*** Opening Given data ***

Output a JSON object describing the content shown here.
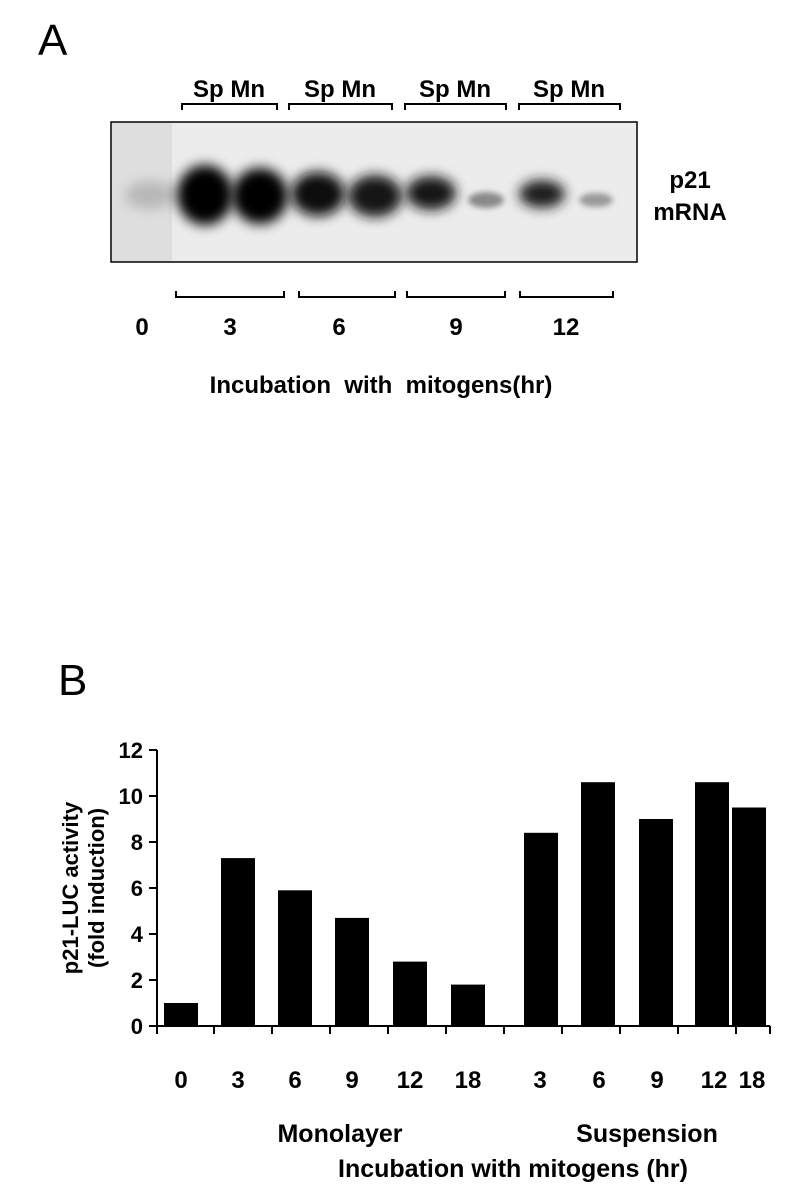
{
  "panel_a": {
    "letter": "A",
    "lane_pair_labels": [
      "Sp Mn",
      "Sp Mn",
      "Sp Mn",
      "Sp Mn"
    ],
    "band_label_line1": "p21",
    "band_label_line2": "mRNA",
    "time_labels": [
      "0",
      "3",
      "6",
      "9",
      "12"
    ],
    "xlabel": "Incubation  with  mitogens(hr)"
  },
  "panel_b": {
    "letter": "B"
  },
  "chart_data": {
    "type": "bar",
    "ylabel_line1": "p21-LUC activity",
    "ylabel_line2": "(fold induction)",
    "ylim": [
      0,
      12
    ],
    "yticks": [
      "0",
      "2",
      "4",
      "6",
      "8",
      "10",
      "12"
    ],
    "groups": [
      {
        "name": "Monolayer",
        "categories": [
          "0",
          "3",
          "6",
          "9",
          "12",
          "18"
        ],
        "values": [
          1.0,
          7.3,
          5.9,
          4.7,
          2.8,
          1.8
        ]
      },
      {
        "name": "Suspension",
        "categories": [
          "3",
          "6",
          "9",
          "12",
          "18"
        ],
        "values": [
          8.4,
          10.6,
          9.0,
          10.6,
          9.5
        ]
      }
    ],
    "xlabel": "Incubation with mitogens (hr)",
    "grid": false,
    "legend": "none"
  }
}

*** Closing Given data ***

Task goal:
Gather every line from the listing above in which "xlabel" appears, and copy those lines.

Reply:
    "xlabel": "Incubation  with  mitogens(hr)"
    "xlabel": "Incubation with mitogens (hr)",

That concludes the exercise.